TASK STATEMENT =
Your task is to repeat the entries exactly. Leave the pictures out.

PROVIDED DATA =
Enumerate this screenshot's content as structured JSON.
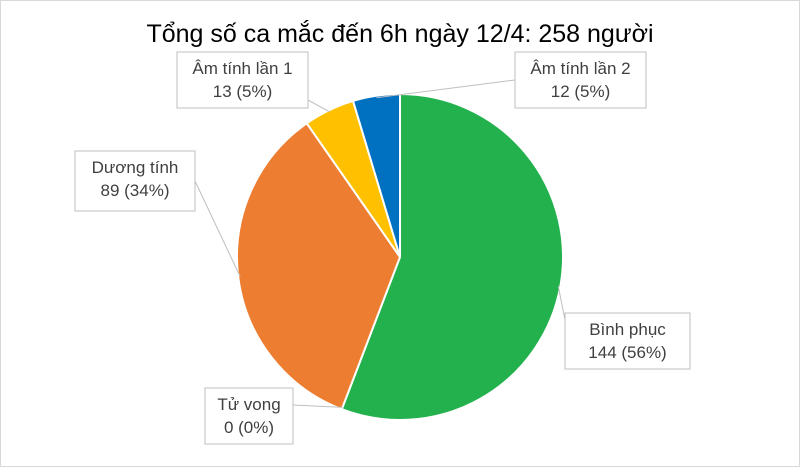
{
  "chart_data": {
    "type": "pie",
    "title": "Tổng số ca mắc đến 6h ngày 12/4: 258 người",
    "total": 258,
    "start_angle_deg": 0,
    "direction": "clockwise",
    "slices": [
      {
        "name": "Bình phục",
        "value": 144,
        "percent_label": "144 (56%)",
        "color": "#22b14c"
      },
      {
        "name": "Tử vong",
        "value": 0,
        "percent_label": "0 (0%)",
        "color": "#a5a5a5"
      },
      {
        "name": "Dương tính",
        "value": 89,
        "percent_label": "89 (34%)",
        "color": "#ed7d31"
      },
      {
        "name": "Âm tính lần 1",
        "value": 13,
        "percent_label": "13 (5%)",
        "color": "#ffc000"
      },
      {
        "name": "Âm tính lần 2",
        "value": 12,
        "percent_label": "12 (5%)",
        "color": "#0070c0"
      }
    ]
  }
}
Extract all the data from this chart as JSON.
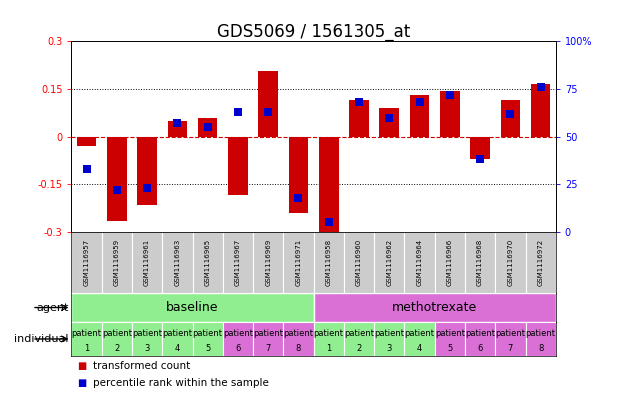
{
  "title": "GDS5069 / 1561305_at",
  "samples": [
    "GSM1116957",
    "GSM1116959",
    "GSM1116961",
    "GSM1116963",
    "GSM1116965",
    "GSM1116967",
    "GSM1116969",
    "GSM1116971",
    "GSM1116958",
    "GSM1116960",
    "GSM1116962",
    "GSM1116964",
    "GSM1116966",
    "GSM1116968",
    "GSM1116970",
    "GSM1116972"
  ],
  "transformed_count": [
    -0.03,
    -0.265,
    -0.215,
    0.05,
    0.06,
    -0.185,
    0.205,
    -0.24,
    -0.3,
    0.115,
    0.09,
    0.13,
    0.145,
    -0.07,
    0.115,
    0.165
  ],
  "percentile_rank": [
    33,
    22,
    23,
    57,
    55,
    63,
    63,
    18,
    5,
    68,
    60,
    68,
    72,
    38,
    62,
    76
  ],
  "ylim_left": [
    -0.3,
    0.3
  ],
  "ylim_right": [
    0,
    100
  ],
  "yticks_left": [
    -0.3,
    -0.15,
    0,
    0.15,
    0.3
  ],
  "yticks_right": [
    0,
    25,
    50,
    75,
    100
  ],
  "agent_groups": [
    {
      "label": "baseline",
      "color": "#90ee90",
      "start": 0,
      "end": 8
    },
    {
      "label": "methotrexate",
      "color": "#da70d6",
      "start": 8,
      "end": 16
    }
  ],
  "individual_colors": [
    "#90ee90",
    "#90ee90",
    "#90ee90",
    "#90ee90",
    "#90ee90",
    "#da70d6",
    "#da70d6",
    "#da70d6",
    "#90ee90",
    "#90ee90",
    "#90ee90",
    "#90ee90",
    "#da70d6",
    "#da70d6",
    "#da70d6",
    "#da70d6"
  ],
  "patient_nums": [
    1,
    2,
    3,
    4,
    5,
    6,
    7,
    8,
    1,
    2,
    3,
    4,
    5,
    6,
    7,
    8
  ],
  "bar_color": "#cc0000",
  "dot_color": "#0000cc",
  "bar_width": 0.65,
  "dot_size": 28,
  "gsm_bg": "#cccccc",
  "title_fontsize": 12,
  "tick_fontsize": 7,
  "label_fontsize": 8,
  "agent_fontsize": 9,
  "patient_fontsize": 6,
  "gsm_fontsize": 5.0,
  "legend_fontsize": 7.5
}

SOLUTION FOR THIS TASK =
Enumerate this screenshot's content as structured JSON.
{
  "chart_data": {
    "type": "pie",
    "title": "Tổng số ca mắc đến 6h ngày 12/4: 258 người",
    "total": 258,
    "start_angle_deg": 0,
    "direction": "clockwise",
    "slices": [
      {
        "name": "Bình phục",
        "value": 144,
        "percent_label": "144 (56%)",
        "color": "#22b14c"
      },
      {
        "name": "Tử vong",
        "value": 0,
        "percent_label": "0 (0%)",
        "color": "#a5a5a5"
      },
      {
        "name": "Dương tính",
        "value": 89,
        "percent_label": "89 (34%)",
        "color": "#ed7d31"
      },
      {
        "name": "Âm tính lần 1",
        "value": 13,
        "percent_label": "13 (5%)",
        "color": "#ffc000"
      },
      {
        "name": "Âm tính lần 2",
        "value": 12,
        "percent_label": "12 (5%)",
        "color": "#0070c0"
      }
    ]
  }
}
Extract all the data from this chart as JSON.
{
  "title": "GDS5069 / 1561305_at",
  "samples": [
    "GSM1116957",
    "GSM1116959",
    "GSM1116961",
    "GSM1116963",
    "GSM1116965",
    "GSM1116967",
    "GSM1116969",
    "GSM1116971",
    "GSM1116958",
    "GSM1116960",
    "GSM1116962",
    "GSM1116964",
    "GSM1116966",
    "GSM1116968",
    "GSM1116970",
    "GSM1116972"
  ],
  "transformed_count": [
    -0.03,
    -0.265,
    -0.215,
    0.05,
    0.06,
    -0.185,
    0.205,
    -0.24,
    -0.3,
    0.115,
    0.09,
    0.13,
    0.145,
    -0.07,
    0.115,
    0.165
  ],
  "percentile_rank": [
    33,
    22,
    23,
    57,
    55,
    63,
    63,
    18,
    5,
    68,
    60,
    68,
    72,
    38,
    62,
    76
  ],
  "ylim_left": [
    -0.3,
    0.3
  ],
  "ylim_right": [
    0,
    100
  ],
  "yticks_left": [
    -0.3,
    -0.15,
    0,
    0.15,
    0.3
  ],
  "yticks_right": [
    0,
    25,
    50,
    75,
    100
  ],
  "agent_groups": [
    {
      "label": "baseline",
      "color": "#90ee90",
      "start": 0,
      "end": 8
    },
    {
      "label": "methotrexate",
      "color": "#da70d6",
      "start": 8,
      "end": 16
    }
  ],
  "individual_colors": [
    "#90ee90",
    "#90ee90",
    "#90ee90",
    "#90ee90",
    "#90ee90",
    "#da70d6",
    "#da70d6",
    "#da70d6",
    "#90ee90",
    "#90ee90",
    "#90ee90",
    "#90ee90",
    "#da70d6",
    "#da70d6",
    "#da70d6",
    "#da70d6"
  ],
  "patient_nums": [
    1,
    2,
    3,
    4,
    5,
    6,
    7,
    8,
    1,
    2,
    3,
    4,
    5,
    6,
    7,
    8
  ],
  "bar_color": "#cc0000",
  "dot_color": "#0000cc",
  "bar_width": 0.65,
  "dot_size": 28,
  "gsm_bg": "#cccccc",
  "title_fontsize": 12,
  "tick_fontsize": 7,
  "label_fontsize": 8,
  "agent_fontsize": 9,
  "patient_fontsize": 6,
  "gsm_fontsize": 5.0,
  "legend_fontsize": 7.5
}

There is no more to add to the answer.